**WHAT YOU ARE ASKED TO DO**
Copy out the material below, replacing every occurrence of "interactable" with "clickable". Leave all other text untouched.

[Raw records]
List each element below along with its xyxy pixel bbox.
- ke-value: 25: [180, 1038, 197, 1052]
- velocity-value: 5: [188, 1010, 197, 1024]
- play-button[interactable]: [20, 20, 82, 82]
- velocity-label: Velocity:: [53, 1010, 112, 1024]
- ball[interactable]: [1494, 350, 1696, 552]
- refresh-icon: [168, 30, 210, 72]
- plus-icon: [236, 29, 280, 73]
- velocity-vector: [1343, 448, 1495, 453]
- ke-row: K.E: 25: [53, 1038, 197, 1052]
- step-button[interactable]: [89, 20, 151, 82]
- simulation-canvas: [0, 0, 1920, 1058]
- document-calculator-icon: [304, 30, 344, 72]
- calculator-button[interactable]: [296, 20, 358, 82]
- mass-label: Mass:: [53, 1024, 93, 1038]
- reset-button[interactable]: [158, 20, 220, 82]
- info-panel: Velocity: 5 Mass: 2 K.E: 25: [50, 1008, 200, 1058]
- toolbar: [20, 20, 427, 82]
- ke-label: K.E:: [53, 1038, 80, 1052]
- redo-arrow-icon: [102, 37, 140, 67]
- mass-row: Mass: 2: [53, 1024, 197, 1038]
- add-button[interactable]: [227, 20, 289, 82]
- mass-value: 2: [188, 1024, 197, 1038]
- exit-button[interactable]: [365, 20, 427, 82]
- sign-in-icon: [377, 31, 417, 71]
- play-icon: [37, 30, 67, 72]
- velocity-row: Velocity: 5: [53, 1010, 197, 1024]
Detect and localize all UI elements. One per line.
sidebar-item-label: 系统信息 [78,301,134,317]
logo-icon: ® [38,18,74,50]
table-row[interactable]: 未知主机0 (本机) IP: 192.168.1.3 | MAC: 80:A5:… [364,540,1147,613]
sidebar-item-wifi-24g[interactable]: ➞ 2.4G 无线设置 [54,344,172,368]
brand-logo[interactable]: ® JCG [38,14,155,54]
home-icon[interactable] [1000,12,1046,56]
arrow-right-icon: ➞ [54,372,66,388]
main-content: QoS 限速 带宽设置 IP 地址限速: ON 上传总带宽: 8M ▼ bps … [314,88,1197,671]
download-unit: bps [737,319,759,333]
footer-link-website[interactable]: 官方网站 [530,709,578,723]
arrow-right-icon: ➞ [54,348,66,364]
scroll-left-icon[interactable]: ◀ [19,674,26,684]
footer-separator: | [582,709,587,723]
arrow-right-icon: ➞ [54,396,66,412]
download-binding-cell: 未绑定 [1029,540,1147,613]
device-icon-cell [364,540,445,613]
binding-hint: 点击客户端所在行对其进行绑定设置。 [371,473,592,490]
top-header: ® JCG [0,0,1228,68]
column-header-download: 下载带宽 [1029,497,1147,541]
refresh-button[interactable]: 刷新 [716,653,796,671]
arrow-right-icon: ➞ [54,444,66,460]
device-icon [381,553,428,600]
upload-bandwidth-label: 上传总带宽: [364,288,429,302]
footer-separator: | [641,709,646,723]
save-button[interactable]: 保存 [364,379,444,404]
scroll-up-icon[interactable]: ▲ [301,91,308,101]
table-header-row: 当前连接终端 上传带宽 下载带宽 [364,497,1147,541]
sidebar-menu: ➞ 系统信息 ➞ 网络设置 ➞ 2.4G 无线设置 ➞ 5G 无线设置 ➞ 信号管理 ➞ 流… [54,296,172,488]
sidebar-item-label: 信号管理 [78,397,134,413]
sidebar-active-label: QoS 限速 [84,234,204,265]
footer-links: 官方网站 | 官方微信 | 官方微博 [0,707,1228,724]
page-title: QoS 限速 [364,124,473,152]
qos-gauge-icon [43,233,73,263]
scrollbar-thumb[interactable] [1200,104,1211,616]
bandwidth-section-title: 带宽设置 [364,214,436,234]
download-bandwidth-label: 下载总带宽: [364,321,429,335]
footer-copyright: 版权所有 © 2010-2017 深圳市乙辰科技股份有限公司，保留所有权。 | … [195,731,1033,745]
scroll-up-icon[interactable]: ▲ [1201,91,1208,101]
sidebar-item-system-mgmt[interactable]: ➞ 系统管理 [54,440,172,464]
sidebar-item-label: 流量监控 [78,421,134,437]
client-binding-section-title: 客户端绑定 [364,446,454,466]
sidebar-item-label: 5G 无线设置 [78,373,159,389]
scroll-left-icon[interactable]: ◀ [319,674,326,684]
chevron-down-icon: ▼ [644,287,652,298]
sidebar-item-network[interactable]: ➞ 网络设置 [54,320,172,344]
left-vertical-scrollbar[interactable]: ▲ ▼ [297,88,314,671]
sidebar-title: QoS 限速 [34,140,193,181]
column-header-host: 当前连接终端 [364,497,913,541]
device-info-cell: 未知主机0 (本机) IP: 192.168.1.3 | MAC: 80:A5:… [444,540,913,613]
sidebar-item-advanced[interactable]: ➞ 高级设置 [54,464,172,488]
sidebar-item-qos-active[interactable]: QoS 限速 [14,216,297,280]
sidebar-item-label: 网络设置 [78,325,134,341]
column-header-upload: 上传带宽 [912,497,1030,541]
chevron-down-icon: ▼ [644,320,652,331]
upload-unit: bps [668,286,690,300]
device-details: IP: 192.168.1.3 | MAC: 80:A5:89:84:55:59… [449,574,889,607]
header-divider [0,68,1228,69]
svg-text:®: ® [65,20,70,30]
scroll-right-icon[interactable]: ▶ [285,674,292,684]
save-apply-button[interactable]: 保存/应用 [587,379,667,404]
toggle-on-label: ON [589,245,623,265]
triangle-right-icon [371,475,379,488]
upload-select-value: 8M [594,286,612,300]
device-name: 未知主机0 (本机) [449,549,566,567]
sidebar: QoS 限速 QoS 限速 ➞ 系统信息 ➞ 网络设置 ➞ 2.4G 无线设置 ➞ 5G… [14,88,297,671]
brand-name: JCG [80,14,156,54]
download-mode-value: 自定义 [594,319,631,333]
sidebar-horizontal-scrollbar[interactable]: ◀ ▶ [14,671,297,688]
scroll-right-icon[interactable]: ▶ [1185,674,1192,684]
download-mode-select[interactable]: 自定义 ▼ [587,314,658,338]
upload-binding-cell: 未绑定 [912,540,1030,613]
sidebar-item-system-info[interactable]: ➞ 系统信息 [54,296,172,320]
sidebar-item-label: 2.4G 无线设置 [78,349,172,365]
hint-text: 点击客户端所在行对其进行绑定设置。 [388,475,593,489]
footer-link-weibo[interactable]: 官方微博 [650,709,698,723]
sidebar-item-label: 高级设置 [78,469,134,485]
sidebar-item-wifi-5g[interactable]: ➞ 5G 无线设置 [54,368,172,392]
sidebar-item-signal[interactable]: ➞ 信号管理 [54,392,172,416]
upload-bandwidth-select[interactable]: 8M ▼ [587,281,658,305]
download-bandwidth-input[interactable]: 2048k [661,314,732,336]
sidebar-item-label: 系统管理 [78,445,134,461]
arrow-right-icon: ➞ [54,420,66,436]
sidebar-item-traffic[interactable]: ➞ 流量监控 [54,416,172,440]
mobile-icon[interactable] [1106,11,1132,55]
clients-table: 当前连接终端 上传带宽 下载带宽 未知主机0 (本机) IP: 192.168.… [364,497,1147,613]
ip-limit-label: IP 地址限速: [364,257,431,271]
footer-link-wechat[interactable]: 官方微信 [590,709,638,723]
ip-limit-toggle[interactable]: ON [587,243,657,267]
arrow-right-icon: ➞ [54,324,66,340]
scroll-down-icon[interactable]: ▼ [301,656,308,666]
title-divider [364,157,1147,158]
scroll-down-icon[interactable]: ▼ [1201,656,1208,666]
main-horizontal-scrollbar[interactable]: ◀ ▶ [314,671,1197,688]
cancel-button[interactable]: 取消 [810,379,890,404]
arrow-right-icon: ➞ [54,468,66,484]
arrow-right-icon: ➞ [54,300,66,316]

**REPLY TO THE EXERCISE**
List each element below along with its xyxy pixel bbox.
- ke-value: 25: [180, 1038, 197, 1052]
- velocity-value: 5: [188, 1010, 197, 1024]
- play-button[clickable]: [20, 20, 82, 82]
- velocity-label: Velocity:: [53, 1010, 112, 1024]
- ball[clickable]: [1494, 350, 1696, 552]
- refresh-icon: [168, 30, 210, 72]
- plus-icon: [236, 29, 280, 73]
- velocity-vector: [1343, 448, 1495, 453]
- ke-row: K.E: 25: [53, 1038, 197, 1052]
- step-button[clickable]: [89, 20, 151, 82]
- simulation-canvas: [0, 0, 1920, 1058]
- document-calculator-icon: [304, 30, 344, 72]
- calculator-button[clickable]: [296, 20, 358, 82]
- mass-label: Mass:: [53, 1024, 93, 1038]
- reset-button[clickable]: [158, 20, 220, 82]
- info-panel: Velocity: 5 Mass: 2 K.E: 25: [50, 1008, 200, 1058]
- toolbar: [20, 20, 427, 82]
- ke-label: K.E:: [53, 1038, 80, 1052]
- redo-arrow-icon: [102, 37, 140, 67]
- mass-row: Mass: 2: [53, 1024, 197, 1038]
- add-button[clickable]: [227, 20, 289, 82]
- mass-value: 2: [188, 1024, 197, 1038]
- exit-button[clickable]: [365, 20, 427, 82]
- sign-in-icon: [377, 31, 417, 71]
- play-icon: [37, 30, 67, 72]
- velocity-row: Velocity: 5: [53, 1010, 197, 1024]
Detect and localize all UI elements. One per line.
sidebar-item-label: 系统信息 [78,301,134,317]
logo-icon: ® [38,18,74,50]
table-row[clickable]: 未知主机0 (本机) IP: 192.168.1.3 | MAC: 80:A5:… [364,540,1147,613]
sidebar-item-wifi-24g[clickable]: ➞ 2.4G 无线设置 [54,344,172,368]
brand-logo[clickable]: ® JCG [38,14,155,54]
home-icon[clickable] [1000,12,1046,56]
arrow-right-icon: ➞ [54,372,66,388]
main-content: QoS 限速 带宽设置 IP 地址限速: ON 上传总带宽: 8M ▼ bps … [314,88,1197,671]
download-unit: bps [737,319,759,333]
footer-link-website[clickable]: 官方网站 [530,709,578,723]
arrow-right-icon: ➞ [54,348,66,364]
scroll-left-icon[clickable]: ◀ [19,674,26,684]
footer-separator: | [582,709,587,723]
arrow-right-icon: ➞ [54,396,66,412]
download-binding-cell: 未绑定 [1029,540,1147,613]
device-icon-cell [364,540,445,613]
binding-hint: 点击客户端所在行对其进行绑定设置。 [371,473,592,490]
top-header: ® JCG [0,0,1228,68]
column-header-download: 下载带宽 [1029,497,1147,541]
refresh-button[clickable]: 刷新 [716,653,796,671]
arrow-right-icon: ➞ [54,444,66,460]
device-icon [381,553,428,600]
upload-bandwidth-label: 上传总带宽: [364,288,429,302]
footer-separator: | [641,709,646,723]
save-button[clickable]: 保存 [364,379,444,404]
scroll-up-icon[clickable]: ▲ [301,91,308,101]
table-header-row: 当前连接终端 上传带宽 下载带宽 [364,497,1147,541]
sidebar-menu: ➞ 系统信息 ➞ 网络设置 ➞ 2.4G 无线设置 ➞ 5G 无线设置 ➞ 信号管理 ➞ 流… [54,296,172,488]
sidebar-item-label: 信号管理 [78,397,134,413]
sidebar-active-label: QoS 限速 [84,234,204,265]
footer-links: 官方网站 | 官方微信 | 官方微博 [0,707,1228,724]
page-title: QoS 限速 [364,124,473,152]
qos-gauge-icon [43,233,73,263]
scrollbar-thumb[clickable] [1200,104,1211,616]
bandwidth-section-title: 带宽设置 [364,214,436,234]
download-bandwidth-label: 下载总带宽: [364,321,429,335]
footer-copyright: 版权所有 © 2010-2017 深圳市乙辰科技股份有限公司，保留所有权。 | … [195,731,1033,745]
scroll-up-icon[clickable]: ▲ [1201,91,1208,101]
sidebar-item-system-mgmt[clickable]: ➞ 系统管理 [54,440,172,464]
sidebar-item-label: 流量监控 [78,421,134,437]
client-binding-section-title: 客户端绑定 [364,446,454,466]
sidebar-item-label: 5G 无线设置 [78,373,159,389]
scroll-left-icon[clickable]: ◀ [319,674,326,684]
chevron-down-icon: ▼ [644,287,652,298]
sidebar-item-network[clickable]: ➞ 网络设置 [54,320,172,344]
left-vertical-scrollbar[clickable]: ▲ ▼ [297,88,314,671]
sidebar-title: QoS 限速 [34,140,193,181]
column-header-host: 当前连接终端 [364,497,913,541]
device-info-cell: 未知主机0 (本机) IP: 192.168.1.3 | MAC: 80:A5:… [444,540,913,613]
sidebar-item-advanced[clickable]: ➞ 高级设置 [54,464,172,488]
sidebar-item-qos-active[clickable]: QoS 限速 [14,216,297,280]
sidebar-item-label: 网络设置 [78,325,134,341]
column-header-upload: 上传带宽 [912,497,1030,541]
chevron-down-icon: ▼ [644,320,652,331]
upload-unit: bps [668,286,690,300]
device-details: IP: 192.168.1.3 | MAC: 80:A5:89:84:55:59… [449,574,889,607]
header-divider [0,68,1228,69]
svg-text:®: ® [65,20,70,30]
scroll-right-icon[clickable]: ▶ [285,674,292,684]
save-apply-button[clickable]: 保存/应用 [587,379,667,404]
toggle-on-label: ON [589,245,623,265]
triangle-right-icon [371,475,379,488]
upload-select-value: 8M [594,286,612,300]
device-name: 未知主机0 (本机) [449,549,566,567]
sidebar: QoS 限速 QoS 限速 ➞ 系统信息 ➞ 网络设置 ➞ 2.4G 无线设置 ➞ 5G… [14,88,297,671]
brand-name: JCG [80,14,156,54]
download-mode-value: 自定义 [594,319,631,333]
sidebar-horizontal-scrollbar[clickable]: ◀ ▶ [14,671,297,688]
scroll-right-icon[clickable]: ▶ [1185,674,1192,684]
download-mode-select[clickable]: 自定义 ▼ [587,314,658,338]
upload-binding-cell: 未绑定 [912,540,1030,613]
sidebar-item-system-info[clickable]: ➞ 系统信息 [54,296,172,320]
sidebar-item-label: 2.4G 无线设置 [78,349,172,365]
hint-text: 点击客户端所在行对其进行绑定设置。 [388,475,593,489]
footer-link-weibo[clickable]: 官方微博 [650,709,698,723]
sidebar-item-label: 高级设置 [78,469,134,485]
sidebar-item-wifi-5g[clickable]: ➞ 5G 无线设置 [54,368,172,392]
sidebar-item-signal[clickable]: ➞ 信号管理 [54,392,172,416]
upload-bandwidth-select[clickable]: 8M ▼ [587,281,658,305]
download-bandwidth-input[clickable]: 2048k [661,314,732,336]
sidebar-item-label: 系统管理 [78,445,134,461]
arrow-right-icon: ➞ [54,420,66,436]
sidebar-item-traffic[clickable]: ➞ 流量监控 [54,416,172,440]
mobile-icon[clickable] [1106,11,1132,55]
clients-table: 当前连接终端 上传带宽 下载带宽 未知主机0 (本机) IP: 192.168.… [364,497,1147,613]
ip-limit-label: IP 地址限速: [364,257,431,271]
footer-link-wechat[clickable]: 官方微信 [590,709,638,723]
ip-limit-toggle[clickable]: ON [587,243,657,267]
arrow-right-icon: ➞ [54,324,66,340]
scroll-down-icon[clickable]: ▼ [301,656,308,666]
title-divider [364,157,1147,158]
scroll-down-icon[clickable]: ▼ [1201,656,1208,666]
main-horizontal-scrollbar[clickable]: ◀ ▶ [314,671,1197,688]
cancel-button[clickable]: 取消 [810,379,890,404]
arrow-right-icon: ➞ [54,468,66,484]
arrow-right-icon: ➞ [54,300,66,316]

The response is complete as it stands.